Task details:
Below are some records; reproduce every one of them exactly.

— Start of Records to use —

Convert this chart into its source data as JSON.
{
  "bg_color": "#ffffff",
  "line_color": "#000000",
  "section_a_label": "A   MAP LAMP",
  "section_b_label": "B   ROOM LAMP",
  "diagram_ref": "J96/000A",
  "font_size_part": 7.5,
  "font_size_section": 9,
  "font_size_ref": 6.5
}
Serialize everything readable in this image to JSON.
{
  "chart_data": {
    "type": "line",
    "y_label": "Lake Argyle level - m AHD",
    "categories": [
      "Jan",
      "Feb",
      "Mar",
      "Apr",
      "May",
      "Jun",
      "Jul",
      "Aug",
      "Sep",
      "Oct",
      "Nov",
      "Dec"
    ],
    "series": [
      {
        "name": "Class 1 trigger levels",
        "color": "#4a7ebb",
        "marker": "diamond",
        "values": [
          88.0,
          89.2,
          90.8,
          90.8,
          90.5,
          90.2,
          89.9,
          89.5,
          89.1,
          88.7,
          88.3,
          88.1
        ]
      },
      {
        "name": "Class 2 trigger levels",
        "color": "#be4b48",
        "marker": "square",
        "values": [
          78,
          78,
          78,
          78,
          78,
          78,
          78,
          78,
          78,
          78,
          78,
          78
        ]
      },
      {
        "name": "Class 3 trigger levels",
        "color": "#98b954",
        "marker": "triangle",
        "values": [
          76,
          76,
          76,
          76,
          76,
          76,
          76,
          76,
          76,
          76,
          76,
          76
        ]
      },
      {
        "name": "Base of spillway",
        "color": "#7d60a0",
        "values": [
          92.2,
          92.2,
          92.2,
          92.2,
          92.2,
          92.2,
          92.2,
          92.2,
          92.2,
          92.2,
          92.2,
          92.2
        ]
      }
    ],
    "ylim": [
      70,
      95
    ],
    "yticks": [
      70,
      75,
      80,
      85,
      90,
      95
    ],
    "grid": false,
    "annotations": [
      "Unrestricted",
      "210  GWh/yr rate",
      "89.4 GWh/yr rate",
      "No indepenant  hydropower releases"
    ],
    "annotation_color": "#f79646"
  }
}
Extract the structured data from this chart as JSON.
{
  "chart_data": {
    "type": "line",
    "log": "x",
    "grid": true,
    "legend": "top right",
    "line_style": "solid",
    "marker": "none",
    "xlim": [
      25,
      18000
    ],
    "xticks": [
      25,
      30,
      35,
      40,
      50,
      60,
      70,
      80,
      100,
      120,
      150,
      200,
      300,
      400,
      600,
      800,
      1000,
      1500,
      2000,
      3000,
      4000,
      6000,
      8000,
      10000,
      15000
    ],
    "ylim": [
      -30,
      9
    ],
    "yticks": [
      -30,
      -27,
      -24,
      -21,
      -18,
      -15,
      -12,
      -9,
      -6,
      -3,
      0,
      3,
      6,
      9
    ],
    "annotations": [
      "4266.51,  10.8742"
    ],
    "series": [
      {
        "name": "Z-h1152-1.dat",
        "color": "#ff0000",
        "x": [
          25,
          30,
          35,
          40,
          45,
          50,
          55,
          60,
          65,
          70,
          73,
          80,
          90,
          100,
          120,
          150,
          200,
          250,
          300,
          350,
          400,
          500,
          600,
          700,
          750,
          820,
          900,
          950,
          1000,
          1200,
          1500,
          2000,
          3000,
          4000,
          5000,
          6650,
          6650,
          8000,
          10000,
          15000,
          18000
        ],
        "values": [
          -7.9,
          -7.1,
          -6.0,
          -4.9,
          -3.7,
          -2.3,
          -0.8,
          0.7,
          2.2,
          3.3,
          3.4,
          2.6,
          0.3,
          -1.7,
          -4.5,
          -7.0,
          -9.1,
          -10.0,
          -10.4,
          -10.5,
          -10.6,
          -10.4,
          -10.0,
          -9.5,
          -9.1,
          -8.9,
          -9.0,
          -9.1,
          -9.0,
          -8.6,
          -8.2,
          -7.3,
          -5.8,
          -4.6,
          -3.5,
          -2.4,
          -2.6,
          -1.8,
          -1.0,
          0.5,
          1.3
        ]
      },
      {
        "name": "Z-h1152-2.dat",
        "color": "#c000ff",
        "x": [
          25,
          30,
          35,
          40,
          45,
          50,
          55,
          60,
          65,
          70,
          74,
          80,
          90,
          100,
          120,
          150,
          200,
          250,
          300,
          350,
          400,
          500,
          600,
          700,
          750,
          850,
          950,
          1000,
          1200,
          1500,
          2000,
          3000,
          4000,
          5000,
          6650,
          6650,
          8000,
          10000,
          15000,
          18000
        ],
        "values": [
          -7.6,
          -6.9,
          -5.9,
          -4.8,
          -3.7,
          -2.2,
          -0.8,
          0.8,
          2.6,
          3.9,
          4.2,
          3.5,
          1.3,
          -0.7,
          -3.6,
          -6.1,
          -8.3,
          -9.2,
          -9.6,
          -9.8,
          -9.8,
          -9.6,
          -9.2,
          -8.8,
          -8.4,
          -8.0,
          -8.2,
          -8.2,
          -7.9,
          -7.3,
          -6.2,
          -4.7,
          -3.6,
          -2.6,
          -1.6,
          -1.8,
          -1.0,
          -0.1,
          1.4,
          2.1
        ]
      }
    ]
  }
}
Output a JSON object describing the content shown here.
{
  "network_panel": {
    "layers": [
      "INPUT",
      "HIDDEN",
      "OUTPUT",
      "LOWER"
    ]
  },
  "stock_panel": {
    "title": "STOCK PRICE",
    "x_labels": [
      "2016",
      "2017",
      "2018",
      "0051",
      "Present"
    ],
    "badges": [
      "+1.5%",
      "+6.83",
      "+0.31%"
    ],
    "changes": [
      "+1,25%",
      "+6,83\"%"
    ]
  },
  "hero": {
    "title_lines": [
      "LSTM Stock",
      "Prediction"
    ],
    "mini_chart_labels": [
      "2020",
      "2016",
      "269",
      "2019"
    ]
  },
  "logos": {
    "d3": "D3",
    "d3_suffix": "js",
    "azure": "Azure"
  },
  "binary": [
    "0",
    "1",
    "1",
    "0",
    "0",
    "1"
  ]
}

— End of Records to use —

The response:
Convert this chart into its source data as JSON.
{
  "bg_color": "#ffffff",
  "line_color": "#000000",
  "section_a_label": "A   MAP LAMP",
  "section_b_label": "B   ROOM LAMP",
  "diagram_ref": "J96/000A",
  "font_size_part": 7.5,
  "font_size_section": 9,
  "font_size_ref": 6.5
}
Serialize everything readable in this image to JSON.
{
  "chart_data": {
    "type": "line",
    "y_label": "Lake Argyle level - m AHD",
    "categories": [
      "Jan",
      "Feb",
      "Mar",
      "Apr",
      "May",
      "Jun",
      "Jul",
      "Aug",
      "Sep",
      "Oct",
      "Nov",
      "Dec"
    ],
    "series": [
      {
        "name": "Class 1 trigger levels",
        "color": "#4a7ebb",
        "marker": "diamond",
        "values": [
          88.0,
          89.2,
          90.8,
          90.8,
          90.5,
          90.2,
          89.9,
          89.5,
          89.1,
          88.7,
          88.3,
          88.1
        ]
      },
      {
        "name": "Class 2 trigger levels",
        "color": "#be4b48",
        "marker": "square",
        "values": [
          78,
          78,
          78,
          78,
          78,
          78,
          78,
          78,
          78,
          78,
          78,
          78
        ]
      },
      {
        "name": "Class 3 trigger levels",
        "color": "#98b954",
        "marker": "triangle",
        "values": [
          76,
          76,
          76,
          76,
          76,
          76,
          76,
          76,
          76,
          76,
          76,
          76
        ]
      },
      {
        "name": "Base of spillway",
        "color": "#7d60a0",
        "values": [
          92.2,
          92.2,
          92.2,
          92.2,
          92.2,
          92.2,
          92.2,
          92.2,
          92.2,
          92.2,
          92.2,
          92.2
        ]
      }
    ],
    "ylim": [
      70,
      95
    ],
    "yticks": [
      70,
      75,
      80,
      85,
      90,
      95
    ],
    "grid": false,
    "annotations": [
      "Unrestricted",
      "210  GWh/yr rate",
      "89.4 GWh/yr rate",
      "No indepenant  hydropower releases"
    ],
    "annotation_color": "#f79646"
  }
}
Extract the structured data from this chart as JSON.
{
  "chart_data": {
    "type": "line",
    "log": "x",
    "grid": true,
    "legend": "top right",
    "line_style": "solid",
    "marker": "none",
    "xlim": [
      25,
      18000
    ],
    "xticks": [
      25,
      30,
      35,
      40,
      50,
      60,
      70,
      80,
      100,
      120,
      150,
      200,
      300,
      400,
      600,
      800,
      1000,
      1500,
      2000,
      3000,
      4000,
      6000,
      8000,
      10000,
      15000
    ],
    "ylim": [
      -30,
      9
    ],
    "yticks": [
      -30,
      -27,
      -24,
      -21,
      -18,
      -15,
      -12,
      -9,
      -6,
      -3,
      0,
      3,
      6,
      9
    ],
    "annotations": [
      "4266.51,  10.8742"
    ],
    "series": [
      {
        "name": "Z-h1152-1.dat",
        "color": "#ff0000",
        "x": [
          25,
          30,
          35,
          40,
          45,
          50,
          55,
          60,
          65,
          70,
          73,
          80,
          90,
          100,
          120,
          150,
          200,
          250,
          300,
          350,
          400,
          500,
          600,
          700,
          750,
          820,
          900,
          950,
          1000,
          1200,
          1500,
          2000,
          3000,
          4000,
          5000,
          6650,
          6650,
          8000,
          10000,
          15000,
          18000
        ],
        "values": [
          -7.9,
          -7.1,
          -6.0,
          -4.9,
          -3.7,
          -2.3,
          -0.8,
          0.7,
          2.2,
          3.3,
          3.4,
          2.6,
          0.3,
          -1.7,
          -4.5,
          -7.0,
          -9.1,
          -10.0,
          -10.4,
          -10.5,
          -10.6,
          -10.4,
          -10.0,
          -9.5,
          -9.1,
          -8.9,
          -9.0,
          -9.1,
          -9.0,
          -8.6,
          -8.2,
          -7.3,
          -5.8,
          -4.6,
          -3.5,
          -2.4,
          -2.6,
          -1.8,
          -1.0,
          0.5,
          1.3
        ]
      },
      {
        "name": "Z-h1152-2.dat",
        "color": "#c000ff",
        "x": [
          25,
          30,
          35,
          40,
          45,
          50,
          55,
          60,
          65,
          70,
          74,
          80,
          90,
          100,
          120,
          150,
          200,
          250,
          300,
          350,
          400,
          500,
          600,
          700,
          750,
          850,
          950,
          1000,
          1200,
          1500,
          2000,
          3000,
          4000,
          5000,
          6650,
          6650,
          8000,
          10000,
          15000,
          18000
        ],
        "values": [
          -7.6,
          -6.9,
          -5.9,
          -4.8,
          -3.7,
          -2.2,
          -0.8,
          0.8,
          2.6,
          3.9,
          4.2,
          3.5,
          1.3,
          -0.7,
          -3.6,
          -6.1,
          -8.3,
          -9.2,
          -9.6,
          -9.8,
          -9.8,
          -9.6,
          -9.2,
          -8.8,
          -8.4,
          -8.0,
          -8.2,
          -8.2,
          -7.9,
          -7.3,
          -6.2,
          -4.7,
          -3.6,
          -2.6,
          -1.6,
          -1.8,
          -1.0,
          -0.1,
          1.4,
          2.1
        ]
      }
    ]
  }
}
Output a JSON object describing the content shown here.
{
  "network_panel": {
    "layers": [
      "INPUT",
      "HIDDEN",
      "OUTPUT",
      "LOWER"
    ]
  },
  "stock_panel": {
    "title": "STOCK PRICE",
    "x_labels": [
      "2016",
      "2017",
      "2018",
      "0051",
      "Present"
    ],
    "badges": [
      "+1.5%",
      "+6.83",
      "+0.31%"
    ],
    "changes": [
      "+1,25%",
      "+6,83\"%"
    ]
  },
  "hero": {
    "title_lines": [
      "LSTM Stock",
      "Prediction"
    ],
    "mini_chart_labels": [
      "2020",
      "2016",
      "269",
      "2019"
    ]
  },
  "logos": {
    "d3": "D3",
    "d3_suffix": "js",
    "azure": "Azure"
  },
  "binary": [
    "0",
    "1",
    "1",
    "0",
    "0",
    "1"
  ]
}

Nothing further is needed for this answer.